*INPUT RECORDS*.
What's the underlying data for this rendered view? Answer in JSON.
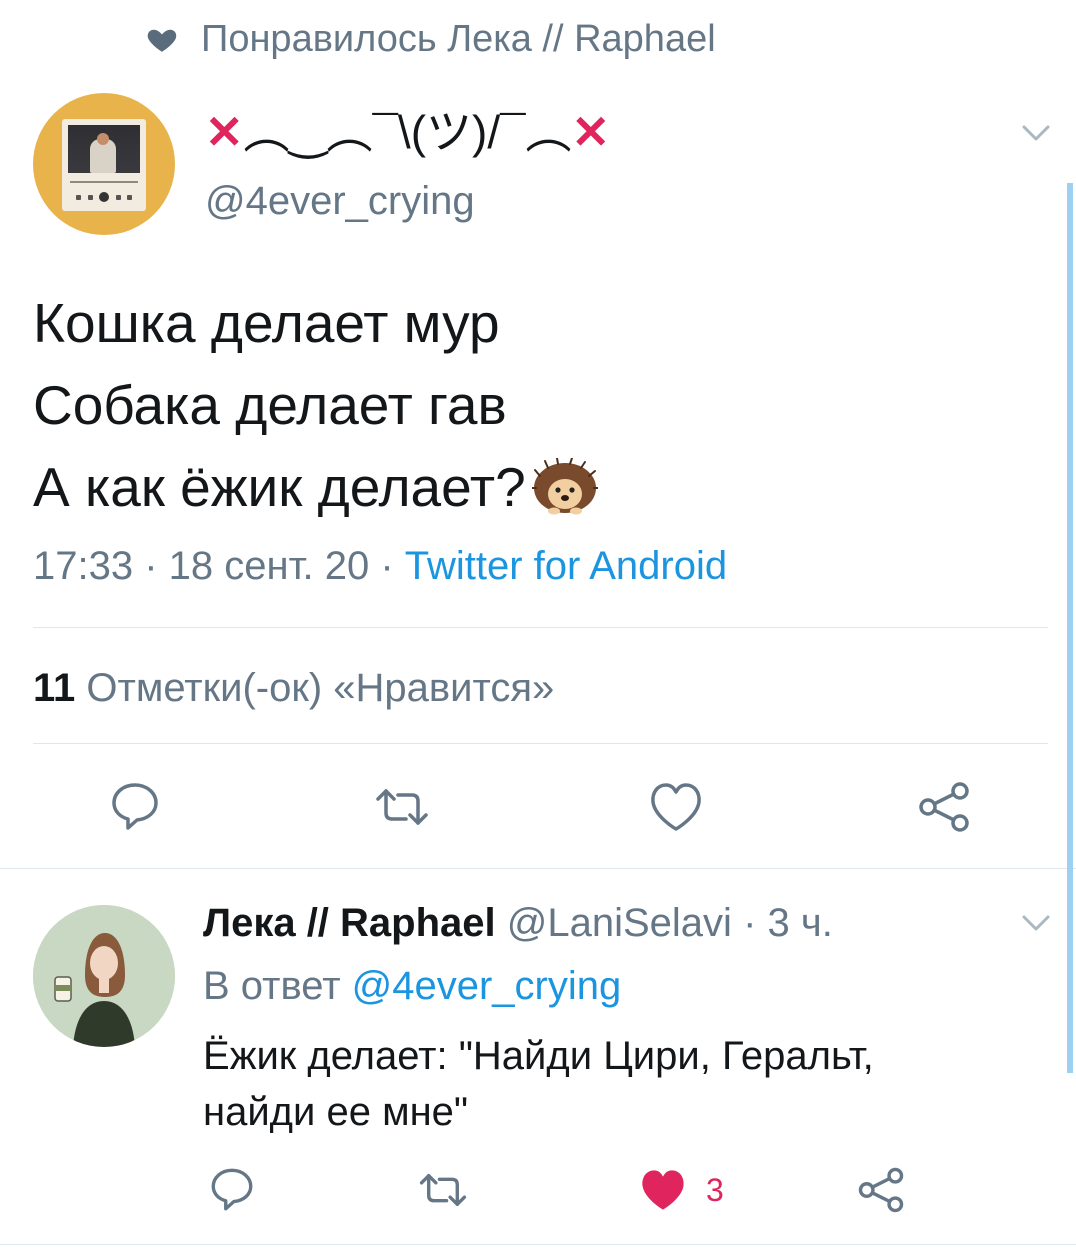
{
  "liked_by": {
    "icon": "heart-icon",
    "text": "Понравилось Лека // Raphael"
  },
  "tweet": {
    "avatar_icon": "music-player-avatar",
    "display_name_left": "✕",
    "display_name_middle": "︵‿︵¯\\(ツ)/¯︵",
    "display_name_right": "✕",
    "handle": "@4ever_crying",
    "text_lines": [
      "Кошка делает мур",
      "Собака делает гав",
      "А как ёжик делает?"
    ],
    "emoji": "hedgehog-emoji",
    "time": "17:33",
    "date": "18 сент. 20",
    "client": "Twitter for Android",
    "separator": " · ",
    "likes_count": "11",
    "likes_label": "Отметки(-ок) «Нравится»",
    "actions": [
      "reply-icon",
      "retweet-icon",
      "like-icon",
      "share-icon"
    ]
  },
  "reply": {
    "name": "Лека // Raphael",
    "handle": "@LaniSelavi",
    "time": "3 ч.",
    "separator": " · ",
    "reply_to_prefix": "В ответ ",
    "reply_to_mention": "@4ever_crying",
    "text_line1": "Ёжик делает: \"Найди Цири, Геральт,",
    "text_line2": "найди ее мне\"",
    "like_count": "3",
    "liked": true
  },
  "colors": {
    "accent_blue": "#1b95e0",
    "muted_gray": "#657786",
    "like_red": "#e0245e",
    "thread_line": "#9dd1f2",
    "avatar_yellow": "#e7b34a"
  }
}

*EXERCISE BRIEF*.
Leave the pictures out and print the records above exactly as they stand.

*SOLUTION FOR THIS EXERCISE*.
What's the underlying data for this rendered view? Answer in JSON.
{
  "liked_by": {
    "icon": "heart-icon",
    "text": "Понравилось Лека // Raphael"
  },
  "tweet": {
    "avatar_icon": "music-player-avatar",
    "display_name_left": "✕",
    "display_name_middle": "︵‿︵¯\\(ツ)/¯︵",
    "display_name_right": "✕",
    "handle": "@4ever_crying",
    "text_lines": [
      "Кошка делает мур",
      "Собака делает гав",
      "А как ёжик делает?"
    ],
    "emoji": "hedgehog-emoji",
    "time": "17:33",
    "date": "18 сент. 20",
    "client": "Twitter for Android",
    "separator": " · ",
    "likes_count": "11",
    "likes_label": "Отметки(-ок) «Нравится»",
    "actions": [
      "reply-icon",
      "retweet-icon",
      "like-icon",
      "share-icon"
    ]
  },
  "reply": {
    "name": "Лека // Raphael",
    "handle": "@LaniSelavi",
    "time": "3 ч.",
    "separator": " · ",
    "reply_to_prefix": "В ответ ",
    "reply_to_mention": "@4ever_crying",
    "text_line1": "Ёжик делает: \"Найди Цири, Геральт,",
    "text_line2": "найди ее мне\"",
    "like_count": "3",
    "liked": true
  },
  "colors": {
    "accent_blue": "#1b95e0",
    "muted_gray": "#657786",
    "like_red": "#e0245e",
    "thread_line": "#9dd1f2",
    "avatar_yellow": "#e7b34a"
  }
}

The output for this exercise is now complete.